-- Prompt --
What follows is a set of entries. Repeat them exactly, but not their pictures.

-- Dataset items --
------

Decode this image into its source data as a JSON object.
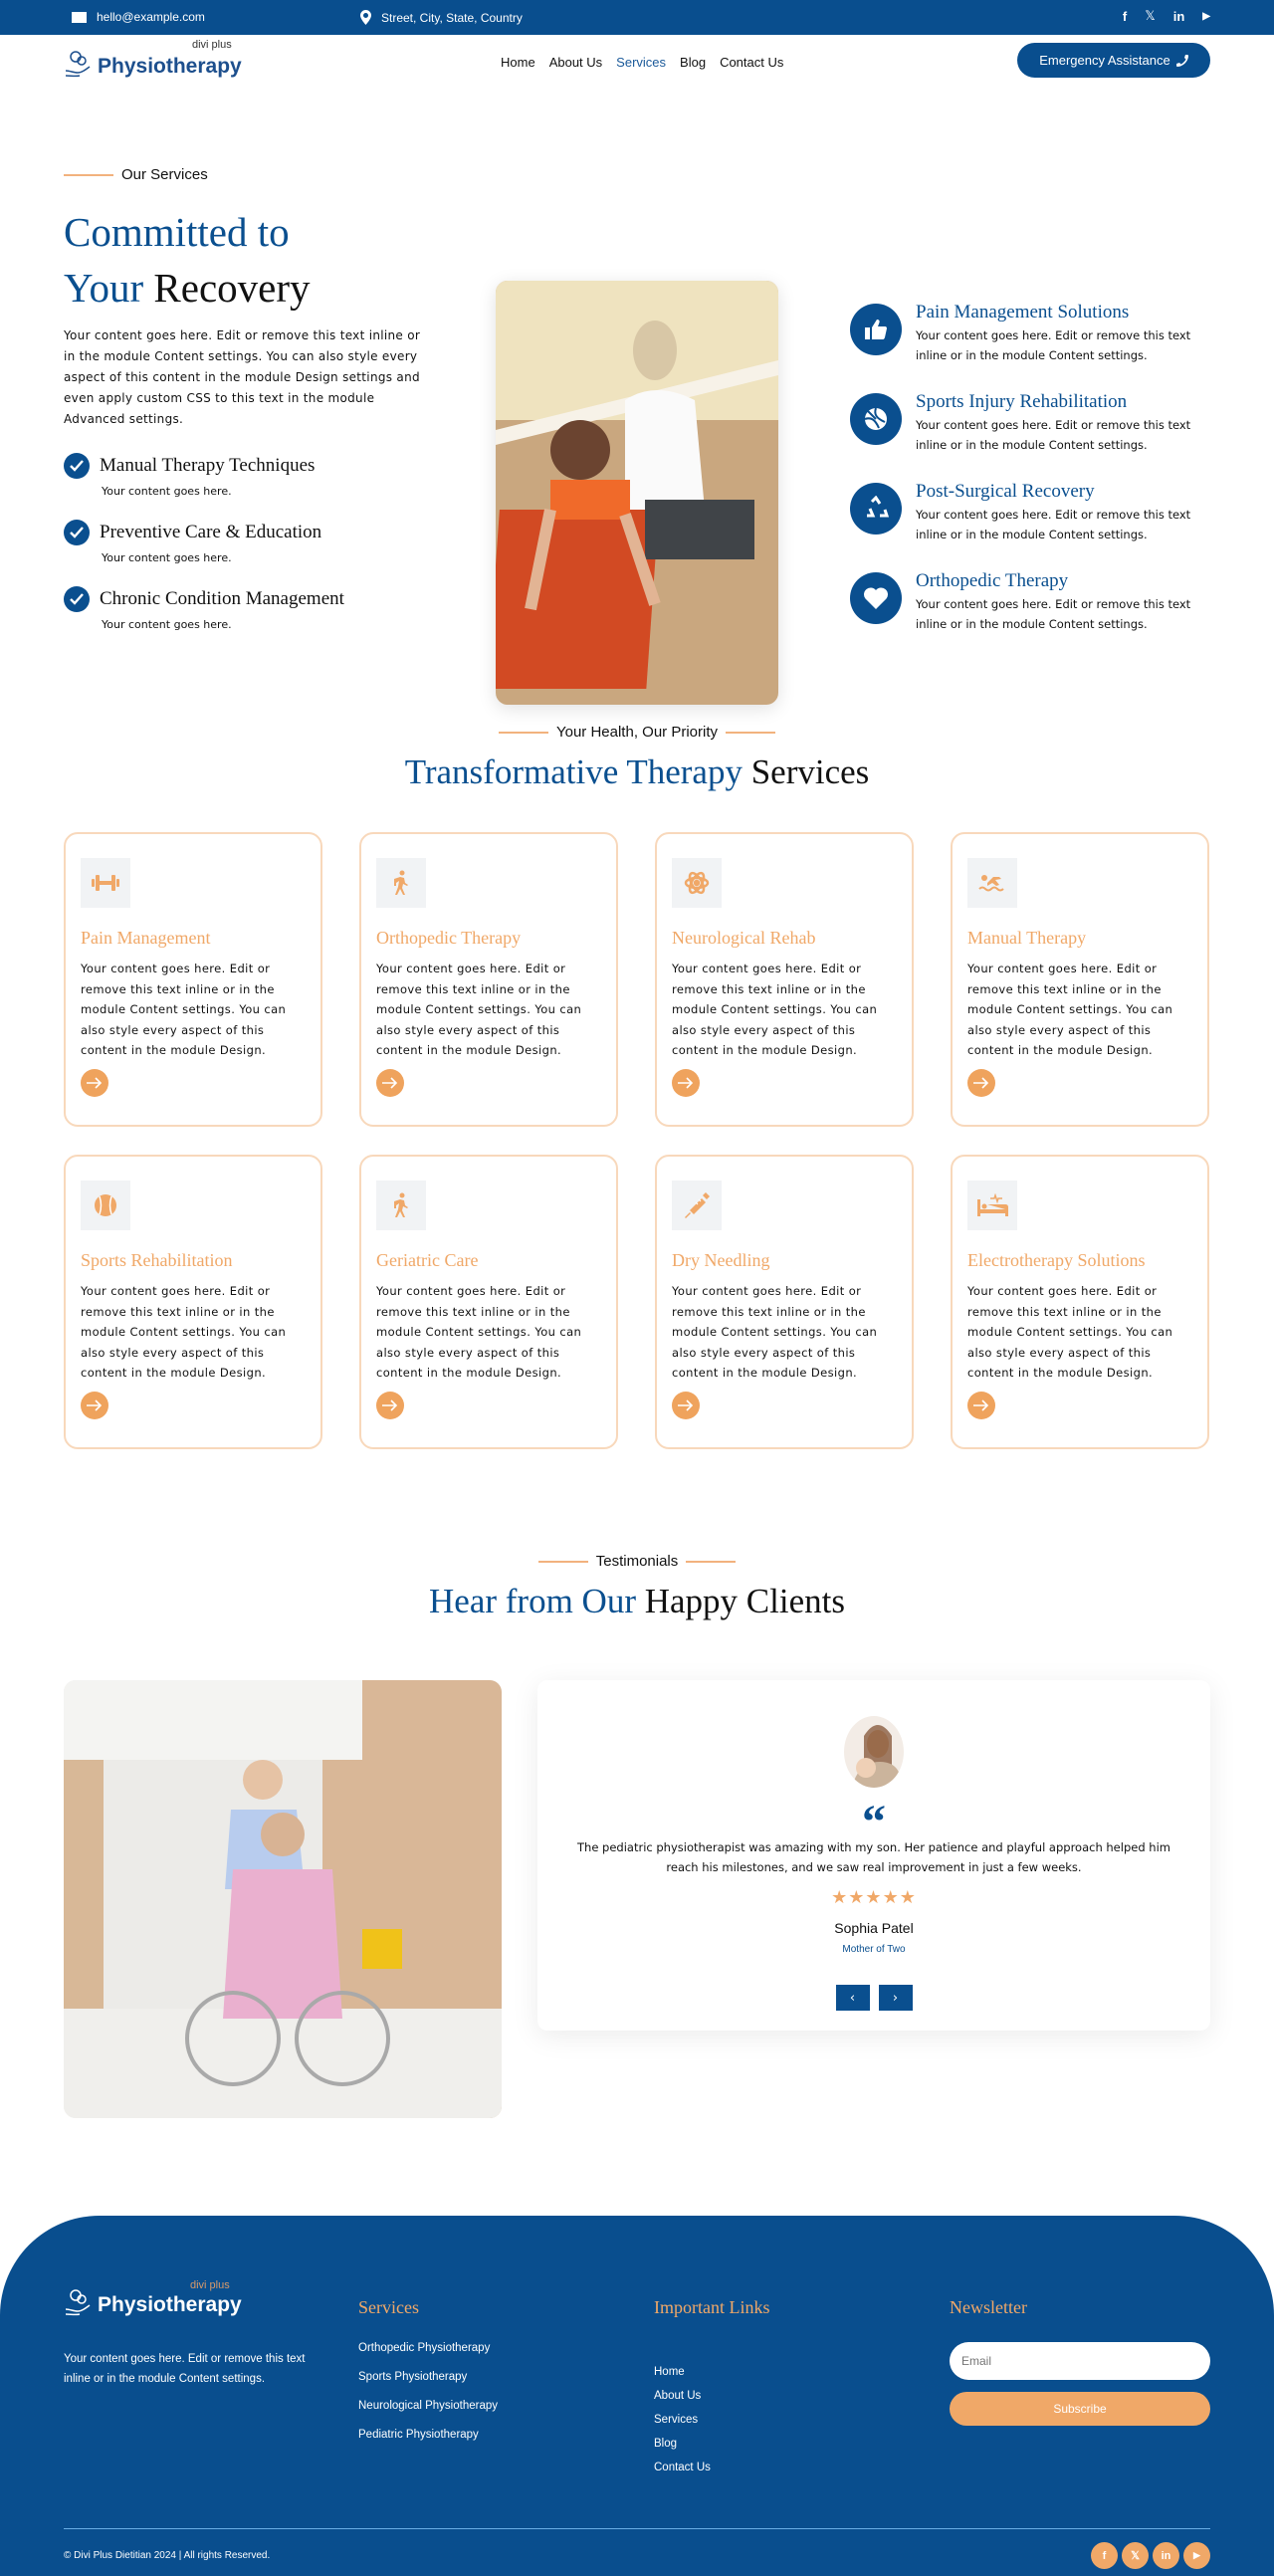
{
  "topbar": {
    "email": "hello@example.com",
    "address": "Street, City, State, Country",
    "socials": [
      "facebook-icon",
      "x-icon",
      "linkedin-icon",
      "youtube-icon"
    ],
    "social_glyphs": [
      "f",
      "𝕏",
      "in",
      "▶"
    ]
  },
  "header": {
    "logo_small": "divi plus",
    "logo_big": "Physiotherapy",
    "nav": [
      "Home",
      "About Us",
      "Services",
      "Blog",
      "Contact Us"
    ],
    "active_nav": "Services",
    "cta_label": "Emergency Assistance"
  },
  "hero": {
    "eyebrow": "Our Services",
    "title_line1": "Committed to",
    "title_line2_blue": "Your",
    "title_line2_dark": "Recovery",
    "lead": "Your content goes here. Edit or remove this text inline or in the module Content settings. You can also style every aspect of this content in the module Design settings and even apply custom CSS to this text in the module Advanced settings.",
    "checks": [
      {
        "title": "Manual Therapy Techniques",
        "sub": "Your content goes here."
      },
      {
        "title": "Preventive Care & Education",
        "sub": "Your content goes here."
      },
      {
        "title": "Chronic Condition Management",
        "sub": "Your content goes here."
      }
    ],
    "features": [
      {
        "icon": "thumbs-up-icon",
        "title": "Pain Management Solutions",
        "text": "Your content goes here. Edit or remove this text inline or in the module Content settings."
      },
      {
        "icon": "volleyball-icon",
        "title": "Sports Injury Rehabilitation",
        "text": "Your content goes here. Edit or remove this text inline or in the module Content settings."
      },
      {
        "icon": "recycle-icon",
        "title": "Post-Surgical Recovery",
        "text": "Your content goes here. Edit or remove this text inline or in the module Content settings."
      },
      {
        "icon": "heart-icon",
        "title": "Orthopedic Therapy",
        "text": "Your content goes here. Edit or remove this text inline or in the module Content settings."
      }
    ]
  },
  "services": {
    "eyebrow": "Your Health, Our Priority",
    "title_blue": "Transformative Therapy",
    "title_dark": "Services",
    "cards": [
      {
        "icon": "dumbbell-icon",
        "title": "Pain Management",
        "text": "Your content goes here. Edit or remove this text inline or in the module Content settings. You can also style every aspect of this content in the module Design."
      },
      {
        "icon": "walking-icon",
        "title": "Orthopedic Therapy",
        "text": "Your content goes here. Edit or remove this text inline or in the module Content settings. You can also style every aspect of this content in the module Design."
      },
      {
        "icon": "atom-icon",
        "title": "Neurological Rehab",
        "text": "Your content goes here. Edit or remove this text inline or in the module Content settings. You can also style every aspect of this content in the module Design."
      },
      {
        "icon": "swimmer-icon",
        "title": "Manual Therapy",
        "text": "Your content goes here. Edit or remove this text inline or in the module Content settings. You can also style every aspect of this content in the module Design."
      },
      {
        "icon": "baseball-icon",
        "title": "Sports Rehabilitation",
        "text": "Your content goes here. Edit or remove this text inline or in the module Content settings. You can also style every aspect of this content in the module Design."
      },
      {
        "icon": "walking-icon",
        "title": "Geriatric Care",
        "text": "Your content goes here. Edit or remove this text inline or in the module Content settings. You can also style every aspect of this content in the module Design."
      },
      {
        "icon": "syringe-icon",
        "title": "Dry Needling",
        "text": "Your content goes here. Edit or remove this text inline or in the module Content settings. You can also style every aspect of this content in the module Design."
      },
      {
        "icon": "hospital-bed-icon",
        "title": "Electrotherapy Solutions",
        "text": "Your content goes here. Edit or remove this text inline or in the module Content settings. You can also style every aspect of this content in the module Design."
      }
    ]
  },
  "testimonials": {
    "eyebrow": "Testimonials",
    "title_blue": "Hear from Our",
    "title_dark": "Happy Clients",
    "quote_mark": "“",
    "text": "The pediatric physiotherapist was amazing with my son. Her patience and playful approach helped him reach his milestones, and we saw real improvement in just a few weeks.",
    "rating": 5,
    "stars": "★★★★★",
    "name": "Sophia Patel",
    "role": "Mother of Two",
    "prev": "‹",
    "next": "›"
  },
  "footer": {
    "logo_small": "divi plus",
    "logo_big": "Physiotherapy",
    "description": "Your content goes here. Edit or remove this text inline or in the module Content settings.",
    "services_title": "Services",
    "services": [
      "Orthopedic Physiotherapy",
      "Sports Physiotherapy",
      "Neurological Physiotherapy",
      "Pediatric Physiotherapy"
    ],
    "links_title": "Important Links",
    "links": [
      "Home",
      "About Us",
      "Services",
      "Blog",
      "Contact Us"
    ],
    "newsletter_title": "Newsletter",
    "email_placeholder": "Email",
    "subscribe_label": "Subscribe",
    "copyright": "© Divi Plus Dietitian 2024 | All rights Reserved."
  },
  "colors": {
    "brand_blue": "#094e8e",
    "accent_orange": "#f0a868"
  }
}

------

-- Task response --
Decode this image into its source data as a JSON object.
{
  "topbar": {
    "email": "hello@example.com",
    "address": "Street, City, State, Country",
    "socials": [
      "facebook-icon",
      "x-icon",
      "linkedin-icon",
      "youtube-icon"
    ],
    "social_glyphs": [
      "f",
      "𝕏",
      "in",
      "▶"
    ]
  },
  "header": {
    "logo_small": "divi plus",
    "logo_big": "Physiotherapy",
    "nav": [
      "Home",
      "About Us",
      "Services",
      "Blog",
      "Contact Us"
    ],
    "active_nav": "Services",
    "cta_label": "Emergency Assistance"
  },
  "hero": {
    "eyebrow": "Our Services",
    "title_line1": "Committed to",
    "title_line2_blue": "Your",
    "title_line2_dark": "Recovery",
    "lead": "Your content goes here. Edit or remove this text inline or in the module Content settings. You can also style every aspect of this content in the module Design settings and even apply custom CSS to this text in the module Advanced settings.",
    "checks": [
      {
        "title": "Manual Therapy Techniques",
        "sub": "Your content goes here."
      },
      {
        "title": "Preventive Care & Education",
        "sub": "Your content goes here."
      },
      {
        "title": "Chronic Condition Management",
        "sub": "Your content goes here."
      }
    ],
    "features": [
      {
        "icon": "thumbs-up-icon",
        "title": "Pain Management Solutions",
        "text": "Your content goes here. Edit or remove this text inline or in the module Content settings."
      },
      {
        "icon": "volleyball-icon",
        "title": "Sports Injury Rehabilitation",
        "text": "Your content goes here. Edit or remove this text inline or in the module Content settings."
      },
      {
        "icon": "recycle-icon",
        "title": "Post-Surgical Recovery",
        "text": "Your content goes here. Edit or remove this text inline or in the module Content settings."
      },
      {
        "icon": "heart-icon",
        "title": "Orthopedic Therapy",
        "text": "Your content goes here. Edit or remove this text inline or in the module Content settings."
      }
    ]
  },
  "services": {
    "eyebrow": "Your Health, Our Priority",
    "title_blue": "Transformative Therapy",
    "title_dark": "Services",
    "cards": [
      {
        "icon": "dumbbell-icon",
        "title": "Pain Management",
        "text": "Your content goes here. Edit or remove this text inline or in the module Content settings. You can also style every aspect of this content in the module Design."
      },
      {
        "icon": "walking-icon",
        "title": "Orthopedic Therapy",
        "text": "Your content goes here. Edit or remove this text inline or in the module Content settings. You can also style every aspect of this content in the module Design."
      },
      {
        "icon": "atom-icon",
        "title": "Neurological Rehab",
        "text": "Your content goes here. Edit or remove this text inline or in the module Content settings. You can also style every aspect of this content in the module Design."
      },
      {
        "icon": "swimmer-icon",
        "title": "Manual Therapy",
        "text": "Your content goes here. Edit or remove this text inline or in the module Content settings. You can also style every aspect of this content in the module Design."
      },
      {
        "icon": "baseball-icon",
        "title": "Sports Rehabilitation",
        "text": "Your content goes here. Edit or remove this text inline or in the module Content settings. You can also style every aspect of this content in the module Design."
      },
      {
        "icon": "walking-icon",
        "title": "Geriatric Care",
        "text": "Your content goes here. Edit or remove this text inline or in the module Content settings. You can also style every aspect of this content in the module Design."
      },
      {
        "icon": "syringe-icon",
        "title": "Dry Needling",
        "text": "Your content goes here. Edit or remove this text inline or in the module Content settings. You can also style every aspect of this content in the module Design."
      },
      {
        "icon": "hospital-bed-icon",
        "title": "Electrotherapy Solutions",
        "text": "Your content goes here. Edit or remove this text inline or in the module Content settings. You can also style every aspect of this content in the module Design."
      }
    ]
  },
  "testimonials": {
    "eyebrow": "Testimonials",
    "title_blue": "Hear from Our",
    "title_dark": "Happy Clients",
    "quote_mark": "“",
    "text": "The pediatric physiotherapist was amazing with my son. Her patience and playful approach helped him reach his milestones, and we saw real improvement in just a few weeks.",
    "rating": 5,
    "stars": "★★★★★",
    "name": "Sophia Patel",
    "role": "Mother of Two",
    "prev": "‹",
    "next": "›"
  },
  "footer": {
    "logo_small": "divi plus",
    "logo_big": "Physiotherapy",
    "description": "Your content goes here. Edit or remove this text inline or in the module Content settings.",
    "services_title": "Services",
    "services": [
      "Orthopedic Physiotherapy",
      "Sports Physiotherapy",
      "Neurological Physiotherapy",
      "Pediatric Physiotherapy"
    ],
    "links_title": "Important Links",
    "links": [
      "Home",
      "About Us",
      "Services",
      "Blog",
      "Contact Us"
    ],
    "newsletter_title": "Newsletter",
    "email_placeholder": "Email",
    "subscribe_label": "Subscribe",
    "copyright": "© Divi Plus Dietitian 2024 | All rights Reserved."
  },
  "colors": {
    "brand_blue": "#094e8e",
    "accent_orange": "#f0a868"
  }
}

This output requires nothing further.